**Problem to solve**
Comb the records below for the string "FREQUENCY" and copy each line where it turns up.

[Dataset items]
>>>
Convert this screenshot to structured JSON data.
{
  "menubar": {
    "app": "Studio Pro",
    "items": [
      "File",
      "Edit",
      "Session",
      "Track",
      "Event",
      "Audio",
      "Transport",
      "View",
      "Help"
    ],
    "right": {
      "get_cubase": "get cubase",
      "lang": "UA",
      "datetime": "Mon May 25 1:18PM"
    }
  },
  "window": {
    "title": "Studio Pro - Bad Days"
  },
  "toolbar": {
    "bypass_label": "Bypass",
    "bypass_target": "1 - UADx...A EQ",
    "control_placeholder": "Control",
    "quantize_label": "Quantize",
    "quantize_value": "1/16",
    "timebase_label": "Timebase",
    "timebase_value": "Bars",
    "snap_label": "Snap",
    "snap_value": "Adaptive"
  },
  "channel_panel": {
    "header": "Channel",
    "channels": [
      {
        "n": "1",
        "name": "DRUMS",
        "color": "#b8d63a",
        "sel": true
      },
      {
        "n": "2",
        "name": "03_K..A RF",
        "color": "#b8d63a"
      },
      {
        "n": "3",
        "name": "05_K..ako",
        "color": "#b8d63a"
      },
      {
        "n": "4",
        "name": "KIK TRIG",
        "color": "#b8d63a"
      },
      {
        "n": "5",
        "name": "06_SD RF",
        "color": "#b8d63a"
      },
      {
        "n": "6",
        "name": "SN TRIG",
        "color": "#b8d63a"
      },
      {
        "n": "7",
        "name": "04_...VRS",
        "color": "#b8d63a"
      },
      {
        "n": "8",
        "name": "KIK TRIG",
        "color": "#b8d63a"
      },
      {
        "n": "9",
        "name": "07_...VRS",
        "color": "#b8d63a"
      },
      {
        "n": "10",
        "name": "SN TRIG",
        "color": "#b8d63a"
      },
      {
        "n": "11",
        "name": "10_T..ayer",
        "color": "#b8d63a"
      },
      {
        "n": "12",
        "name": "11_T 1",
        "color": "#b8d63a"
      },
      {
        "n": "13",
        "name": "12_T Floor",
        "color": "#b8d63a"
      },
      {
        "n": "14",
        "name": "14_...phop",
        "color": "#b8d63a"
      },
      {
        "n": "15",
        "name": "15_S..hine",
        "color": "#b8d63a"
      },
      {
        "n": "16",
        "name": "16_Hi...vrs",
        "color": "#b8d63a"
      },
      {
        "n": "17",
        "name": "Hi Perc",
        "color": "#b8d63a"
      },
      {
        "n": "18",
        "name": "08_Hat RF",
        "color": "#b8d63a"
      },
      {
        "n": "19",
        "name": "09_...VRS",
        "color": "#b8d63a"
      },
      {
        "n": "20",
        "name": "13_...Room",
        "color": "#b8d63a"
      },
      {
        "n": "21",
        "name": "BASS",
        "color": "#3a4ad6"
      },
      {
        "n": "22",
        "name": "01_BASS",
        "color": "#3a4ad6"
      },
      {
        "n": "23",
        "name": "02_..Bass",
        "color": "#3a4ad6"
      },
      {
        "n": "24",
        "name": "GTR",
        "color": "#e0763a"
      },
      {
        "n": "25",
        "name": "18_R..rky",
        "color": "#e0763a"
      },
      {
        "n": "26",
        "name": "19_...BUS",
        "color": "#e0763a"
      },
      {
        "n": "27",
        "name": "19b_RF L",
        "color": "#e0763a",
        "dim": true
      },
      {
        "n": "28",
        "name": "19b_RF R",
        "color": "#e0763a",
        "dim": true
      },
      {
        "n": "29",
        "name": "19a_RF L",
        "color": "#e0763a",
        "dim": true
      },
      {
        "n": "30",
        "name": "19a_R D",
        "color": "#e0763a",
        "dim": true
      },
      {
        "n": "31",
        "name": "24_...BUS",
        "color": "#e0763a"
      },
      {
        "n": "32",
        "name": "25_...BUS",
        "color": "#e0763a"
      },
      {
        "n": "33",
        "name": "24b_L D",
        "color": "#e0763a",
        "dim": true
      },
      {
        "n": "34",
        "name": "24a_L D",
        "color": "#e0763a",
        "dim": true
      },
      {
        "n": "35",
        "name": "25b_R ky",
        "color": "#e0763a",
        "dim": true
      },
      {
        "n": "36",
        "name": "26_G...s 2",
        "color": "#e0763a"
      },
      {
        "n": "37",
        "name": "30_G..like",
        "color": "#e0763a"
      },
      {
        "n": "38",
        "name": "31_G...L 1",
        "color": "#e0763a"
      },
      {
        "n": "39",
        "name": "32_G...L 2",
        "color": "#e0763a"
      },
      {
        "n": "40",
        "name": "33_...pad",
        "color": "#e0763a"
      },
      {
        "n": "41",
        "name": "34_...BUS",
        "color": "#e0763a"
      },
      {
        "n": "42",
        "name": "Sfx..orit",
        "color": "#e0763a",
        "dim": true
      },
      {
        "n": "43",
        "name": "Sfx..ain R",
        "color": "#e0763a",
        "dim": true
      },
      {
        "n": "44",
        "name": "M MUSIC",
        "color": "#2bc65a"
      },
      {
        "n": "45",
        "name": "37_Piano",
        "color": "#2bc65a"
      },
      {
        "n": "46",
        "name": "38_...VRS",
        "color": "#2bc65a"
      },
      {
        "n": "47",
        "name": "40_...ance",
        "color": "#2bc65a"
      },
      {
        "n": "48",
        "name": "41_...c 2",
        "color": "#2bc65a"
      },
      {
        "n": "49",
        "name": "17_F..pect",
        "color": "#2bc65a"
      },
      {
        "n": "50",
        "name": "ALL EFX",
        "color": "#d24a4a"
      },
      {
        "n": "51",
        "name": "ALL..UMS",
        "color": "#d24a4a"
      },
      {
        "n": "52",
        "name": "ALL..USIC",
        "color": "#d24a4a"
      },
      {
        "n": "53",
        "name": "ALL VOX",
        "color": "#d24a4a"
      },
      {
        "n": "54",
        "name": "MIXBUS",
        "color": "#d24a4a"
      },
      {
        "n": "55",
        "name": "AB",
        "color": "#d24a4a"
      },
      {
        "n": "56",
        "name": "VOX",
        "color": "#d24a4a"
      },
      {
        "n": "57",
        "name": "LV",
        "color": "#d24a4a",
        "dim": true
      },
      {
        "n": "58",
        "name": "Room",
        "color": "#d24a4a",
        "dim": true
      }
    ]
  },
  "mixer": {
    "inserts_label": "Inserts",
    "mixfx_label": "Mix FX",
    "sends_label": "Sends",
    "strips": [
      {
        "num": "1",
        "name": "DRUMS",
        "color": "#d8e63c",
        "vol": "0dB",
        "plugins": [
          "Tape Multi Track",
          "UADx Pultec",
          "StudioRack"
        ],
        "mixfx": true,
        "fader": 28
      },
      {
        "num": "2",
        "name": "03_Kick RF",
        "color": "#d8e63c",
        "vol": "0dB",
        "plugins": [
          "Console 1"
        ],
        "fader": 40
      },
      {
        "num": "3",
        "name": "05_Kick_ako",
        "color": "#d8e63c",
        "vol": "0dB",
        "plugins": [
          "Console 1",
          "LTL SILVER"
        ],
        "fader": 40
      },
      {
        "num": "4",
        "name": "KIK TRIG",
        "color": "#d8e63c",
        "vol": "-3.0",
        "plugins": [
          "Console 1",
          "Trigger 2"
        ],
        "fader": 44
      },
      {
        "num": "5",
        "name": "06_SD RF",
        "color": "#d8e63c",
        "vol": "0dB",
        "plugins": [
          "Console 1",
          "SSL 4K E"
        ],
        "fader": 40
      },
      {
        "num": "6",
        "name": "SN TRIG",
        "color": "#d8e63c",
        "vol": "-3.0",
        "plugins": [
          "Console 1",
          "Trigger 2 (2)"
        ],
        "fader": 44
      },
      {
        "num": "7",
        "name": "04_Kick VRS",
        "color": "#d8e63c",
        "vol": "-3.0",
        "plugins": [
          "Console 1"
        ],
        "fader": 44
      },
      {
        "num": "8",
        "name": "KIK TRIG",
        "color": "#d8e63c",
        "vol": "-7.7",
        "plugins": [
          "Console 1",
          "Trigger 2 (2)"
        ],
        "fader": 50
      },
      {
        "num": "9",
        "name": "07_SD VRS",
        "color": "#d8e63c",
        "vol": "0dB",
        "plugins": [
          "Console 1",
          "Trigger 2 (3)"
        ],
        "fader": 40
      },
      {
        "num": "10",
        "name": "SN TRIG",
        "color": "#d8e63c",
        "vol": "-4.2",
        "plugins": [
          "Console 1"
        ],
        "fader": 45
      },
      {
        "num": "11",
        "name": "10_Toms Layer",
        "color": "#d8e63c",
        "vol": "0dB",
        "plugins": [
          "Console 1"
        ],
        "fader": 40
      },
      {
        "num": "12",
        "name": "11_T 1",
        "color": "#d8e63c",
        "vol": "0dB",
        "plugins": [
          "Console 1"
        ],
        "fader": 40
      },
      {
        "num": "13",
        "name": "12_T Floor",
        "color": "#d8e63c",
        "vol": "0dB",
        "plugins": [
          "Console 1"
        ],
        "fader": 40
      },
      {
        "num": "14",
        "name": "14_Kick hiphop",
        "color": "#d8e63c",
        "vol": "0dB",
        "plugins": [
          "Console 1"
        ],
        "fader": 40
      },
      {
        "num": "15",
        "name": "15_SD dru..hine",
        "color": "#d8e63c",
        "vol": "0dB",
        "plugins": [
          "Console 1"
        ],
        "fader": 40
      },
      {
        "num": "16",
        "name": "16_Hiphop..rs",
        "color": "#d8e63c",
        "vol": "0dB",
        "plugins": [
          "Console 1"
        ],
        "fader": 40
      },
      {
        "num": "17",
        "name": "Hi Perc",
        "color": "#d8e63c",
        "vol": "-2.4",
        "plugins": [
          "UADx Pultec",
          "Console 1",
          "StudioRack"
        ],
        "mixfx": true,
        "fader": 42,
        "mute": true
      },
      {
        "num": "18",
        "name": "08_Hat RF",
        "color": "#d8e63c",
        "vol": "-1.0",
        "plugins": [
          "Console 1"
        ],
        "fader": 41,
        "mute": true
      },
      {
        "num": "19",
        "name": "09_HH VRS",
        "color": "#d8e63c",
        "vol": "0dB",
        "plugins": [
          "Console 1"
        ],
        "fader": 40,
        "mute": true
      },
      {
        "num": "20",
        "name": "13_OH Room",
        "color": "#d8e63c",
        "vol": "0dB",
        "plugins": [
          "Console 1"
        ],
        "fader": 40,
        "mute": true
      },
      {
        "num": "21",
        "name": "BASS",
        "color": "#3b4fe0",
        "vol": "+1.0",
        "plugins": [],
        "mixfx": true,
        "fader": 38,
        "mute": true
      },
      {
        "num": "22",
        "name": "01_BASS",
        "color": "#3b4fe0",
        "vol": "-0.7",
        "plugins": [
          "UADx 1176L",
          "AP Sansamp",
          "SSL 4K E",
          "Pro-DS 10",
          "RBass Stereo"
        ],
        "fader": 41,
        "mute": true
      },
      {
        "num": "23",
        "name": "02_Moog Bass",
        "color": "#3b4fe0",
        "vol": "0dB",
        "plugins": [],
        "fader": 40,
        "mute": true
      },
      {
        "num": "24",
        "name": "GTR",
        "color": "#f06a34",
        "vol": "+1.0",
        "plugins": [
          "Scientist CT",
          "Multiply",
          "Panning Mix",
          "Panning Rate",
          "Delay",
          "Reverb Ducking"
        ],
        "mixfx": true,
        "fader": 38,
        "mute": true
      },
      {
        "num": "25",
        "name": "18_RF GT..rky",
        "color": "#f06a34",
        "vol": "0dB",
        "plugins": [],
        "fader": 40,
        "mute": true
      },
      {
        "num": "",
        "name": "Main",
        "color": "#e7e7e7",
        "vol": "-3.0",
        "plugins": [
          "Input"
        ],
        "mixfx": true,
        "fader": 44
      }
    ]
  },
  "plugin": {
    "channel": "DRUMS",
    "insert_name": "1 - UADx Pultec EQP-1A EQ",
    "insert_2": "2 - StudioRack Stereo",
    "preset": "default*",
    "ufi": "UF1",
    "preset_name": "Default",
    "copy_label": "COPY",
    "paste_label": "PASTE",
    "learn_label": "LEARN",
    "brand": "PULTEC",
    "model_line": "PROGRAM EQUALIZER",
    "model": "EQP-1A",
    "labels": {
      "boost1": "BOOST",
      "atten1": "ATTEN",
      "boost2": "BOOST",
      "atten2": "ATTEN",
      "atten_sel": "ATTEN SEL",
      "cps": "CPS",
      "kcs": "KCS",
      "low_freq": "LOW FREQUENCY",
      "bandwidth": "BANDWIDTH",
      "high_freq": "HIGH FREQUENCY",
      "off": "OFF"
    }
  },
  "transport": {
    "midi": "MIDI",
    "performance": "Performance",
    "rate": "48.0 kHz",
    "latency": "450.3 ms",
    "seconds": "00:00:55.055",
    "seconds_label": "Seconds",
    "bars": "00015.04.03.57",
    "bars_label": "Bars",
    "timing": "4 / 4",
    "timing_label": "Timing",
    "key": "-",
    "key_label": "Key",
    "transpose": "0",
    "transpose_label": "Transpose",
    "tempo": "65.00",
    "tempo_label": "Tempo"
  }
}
<<<
**Task answer**
      "low_freq": "LOW FREQUENCY",
      "high_freq": "HIGH FREQUENCY",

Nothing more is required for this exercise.